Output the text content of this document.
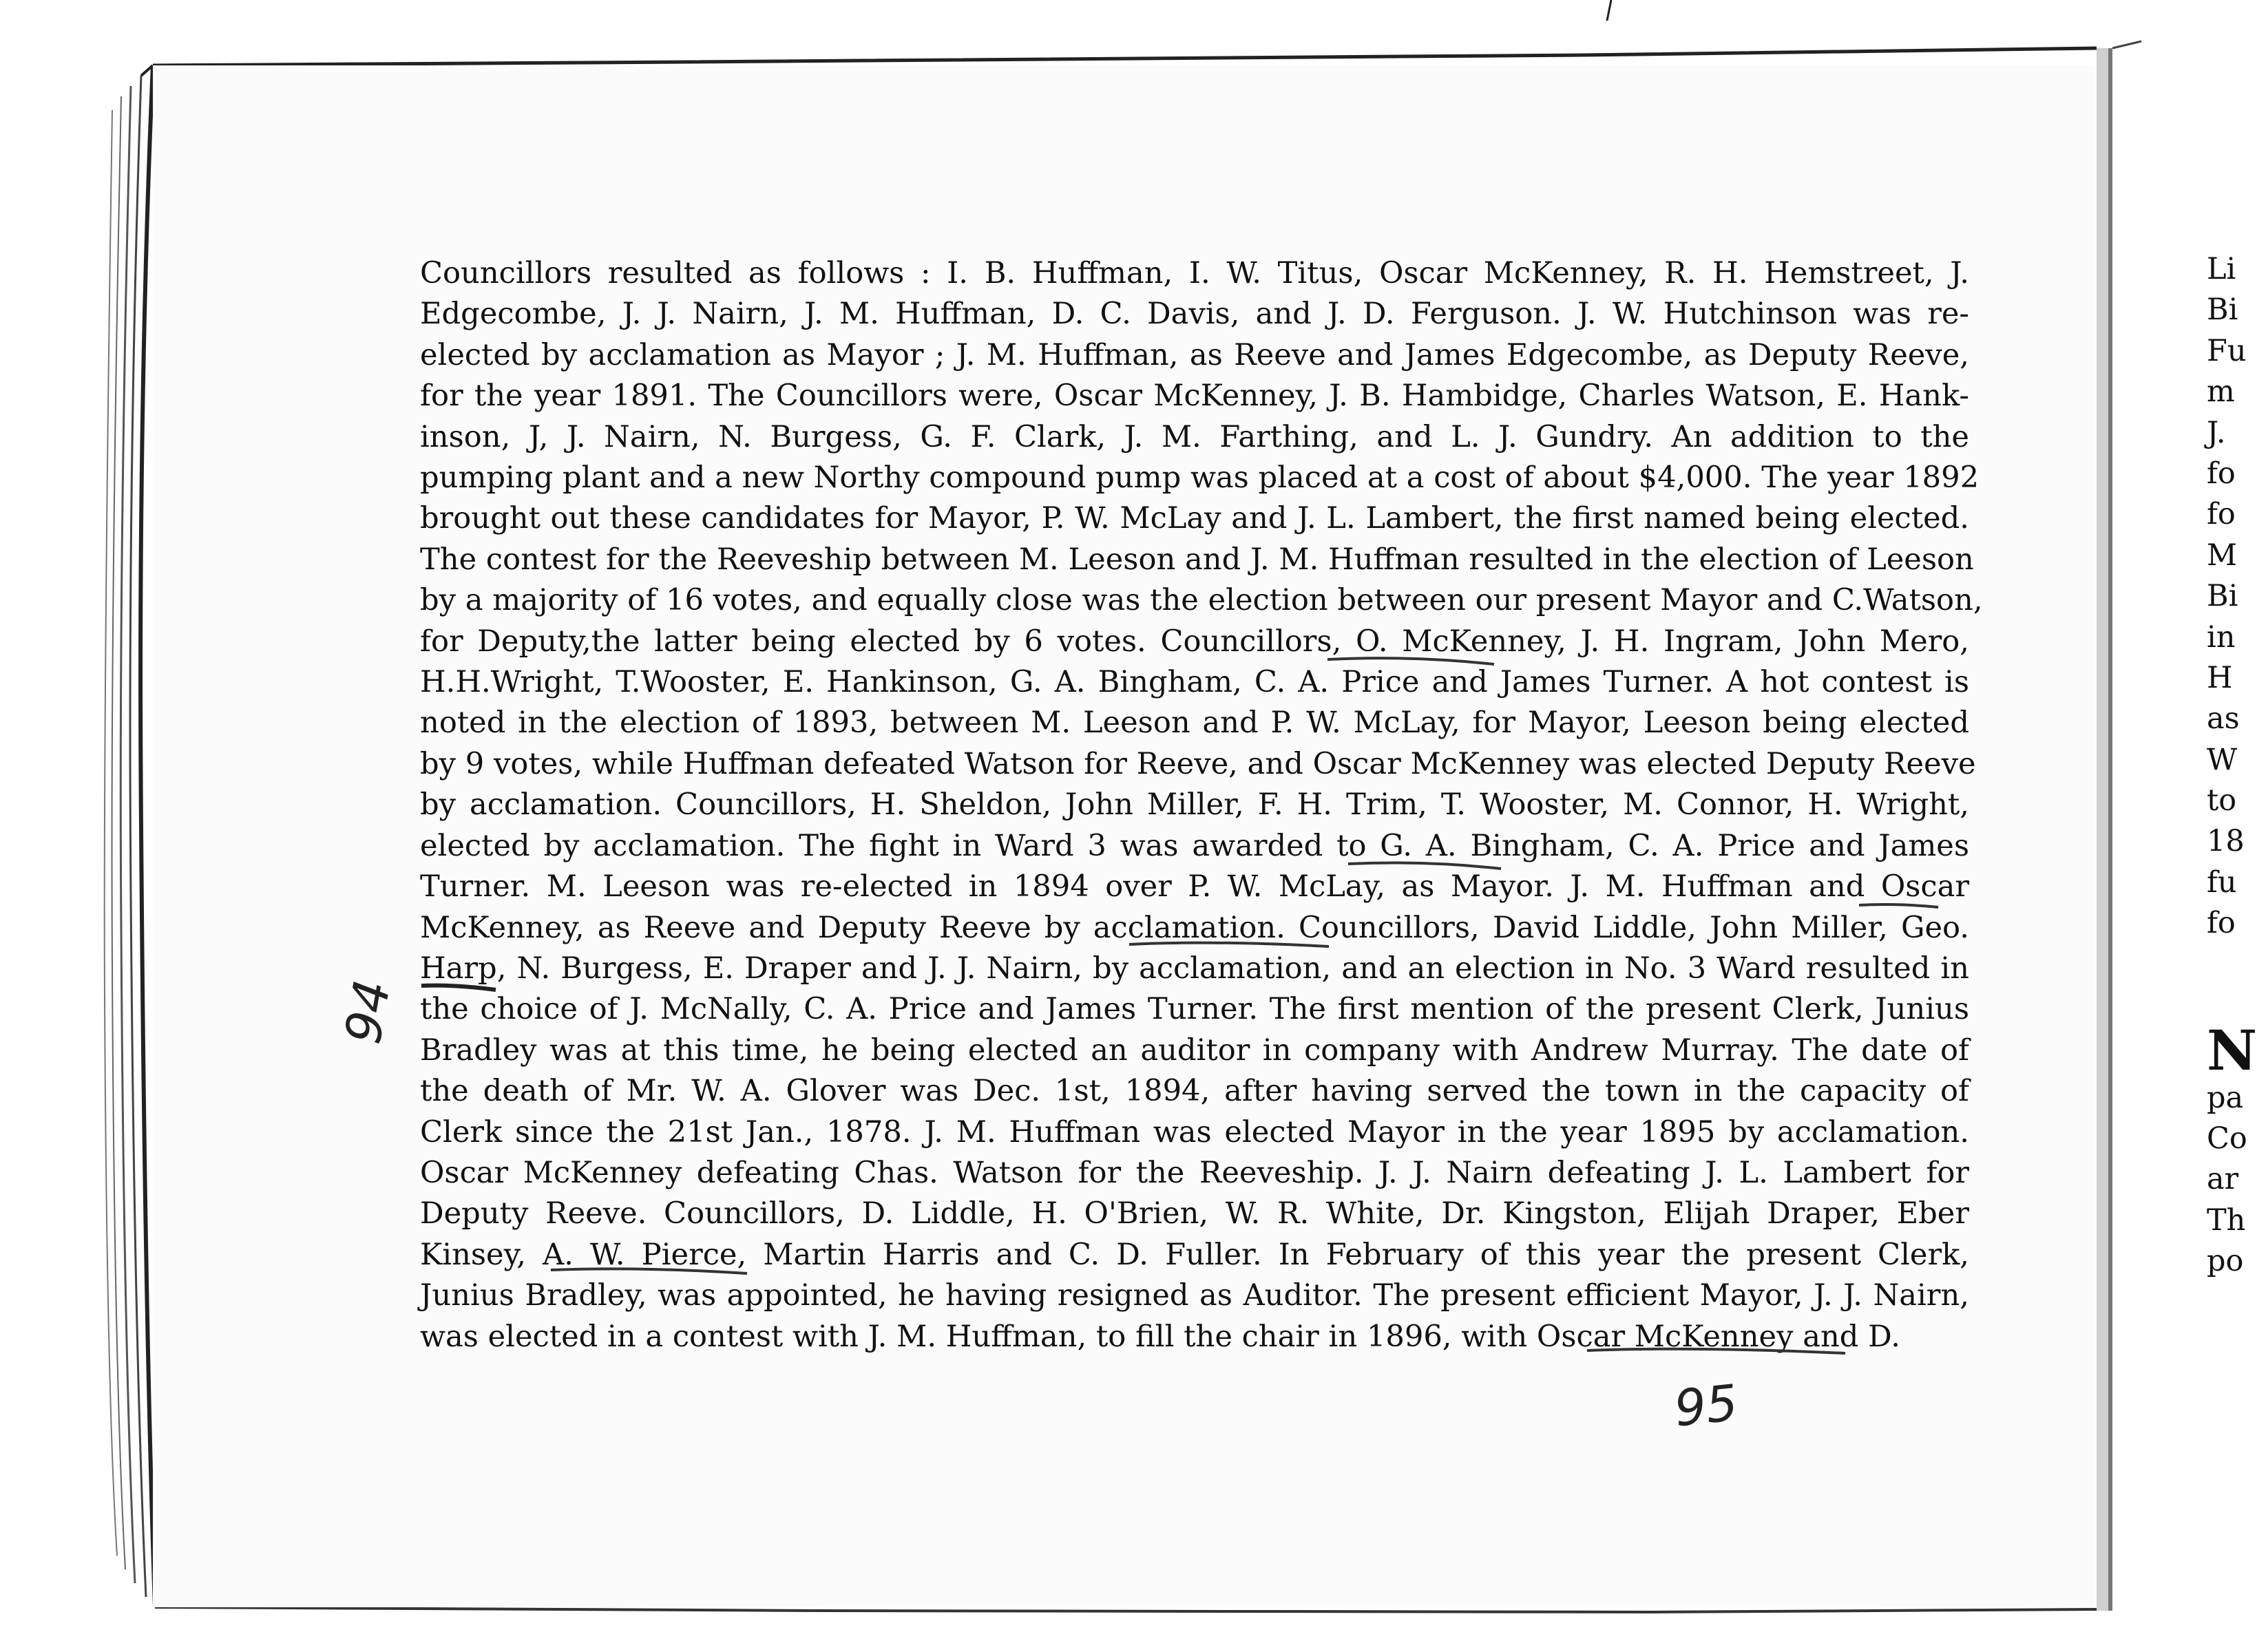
Councillors resulted as follows : I. B. Huffman, I. W. Titus, Oscar McKenney, R. H. Hemstreet, J.
Edgecombe, J. J. Nairn, J. M. Huffman, D. C. Davis, and J. D. Ferguson. J. W. Hutchinson was re-
elected by acclamation as Mayor ; J. M. Huffman, as Reeve and James Edgecombe, as Deputy Reeve,
for the year 1891. The Councillors were, Oscar McKenney, J. B. Hambidge, Charles Watson, E. Hank-
inson, J, J. Nairn, N. Burgess, G. F. Clark, J. M. Farthing, and L. J. Gundry. An addition to the
pumping plant and a new Northy compound pump was placed at a cost of about $4,000. The year 1892
brought out these candidates for Mayor, P. W. McLay and J. L. Lambert, the first named being elected.
The contest for the Reeveship between M. Leeson and J. M. Huffman resulted in the election of Leeson
by a majority of 16 votes, and equally close was the election between our present Mayor and C.Watson,
for Deputy,the latter being elected by 6 votes. Councillors, O. McKenney, J. H. Ingram, John Mero,
H.H.Wright, T.Wooster, E. Hankinson, G. A. Bingham, C. A. Price and James Turner. A hot contest is
noted in the election of 1893, between M. Leeson and P. W. McLay, for Mayor, Leeson being elected
by 9 votes, while Huffman defeated Watson for Reeve, and Oscar McKenney was elected Deputy Reeve
by acclamation. Councillors, H. Sheldon, John Miller, F. H. Trim, T. Wooster, M. Connor, H. Wright,
elected by acclamation. The fight in Ward 3 was awarded to G. A. Bingham, C. A. Price and James
Turner. M. Leeson was re-elected in 1894 over P. W. McLay, as Mayor. J. M. Huffman and Oscar
McKenney, as Reeve and Deputy Reeve by acclamation. Councillors, David Liddle, John Miller, Geo.
Harp, N. Burgess, E. Draper and J. J. Nairn, by acclamation, and an election in No. 3 Ward resulted in
the choice of J. McNally, C. A. Price and James Turner. The first mention of the present Clerk, Junius
Bradley was at this time, he being elected an auditor in company with Andrew Murray. The date of
the death of Mr. W. A. Glover was Dec. 1st, 1894, after having served the town in the capacity of
Clerk since the 21st Jan., 1878. J. M. Huffman was elected Mayor in the year 1895 by acclamation.
Oscar McKenney defeating Chas. Watson for the Reeveship. J. J. Nairn defeating J. L. Lambert for
Deputy Reeve. Councillors, D. Liddle, H. O'Brien, W. R. White, Dr. Kingston, Elijah Draper, Eber
Kinsey, A. W. Pierce, Martin Harris and C. D. Fuller. In February of this year the present Clerk,
Junius Bradley, was appointed, he having resigned as Auditor. The present efficient Mayor, J. J. Nairn,
was elected in a contest with J. M. Huffman, to fill the chair in 1896, with Oscar McKenney and D.
94
95
Li
Bi
Fu
m
J.
fo
fo
M
Bi
in
H
as
W
to
18
fu
fo
N
pa
Co
ar
Th
po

TASK OBJECTIVE:
Report every line containing the word "Miller" from the listing above.

REPLY:
by acclamation. Councillors, H. Sheldon, John Miller, F. H. Trim, T. Wooster, M. Connor, H. Wright,
McKenney, as Reeve and Deputy Reeve by acclamation. Councillors, David Liddle, John Miller, Geo.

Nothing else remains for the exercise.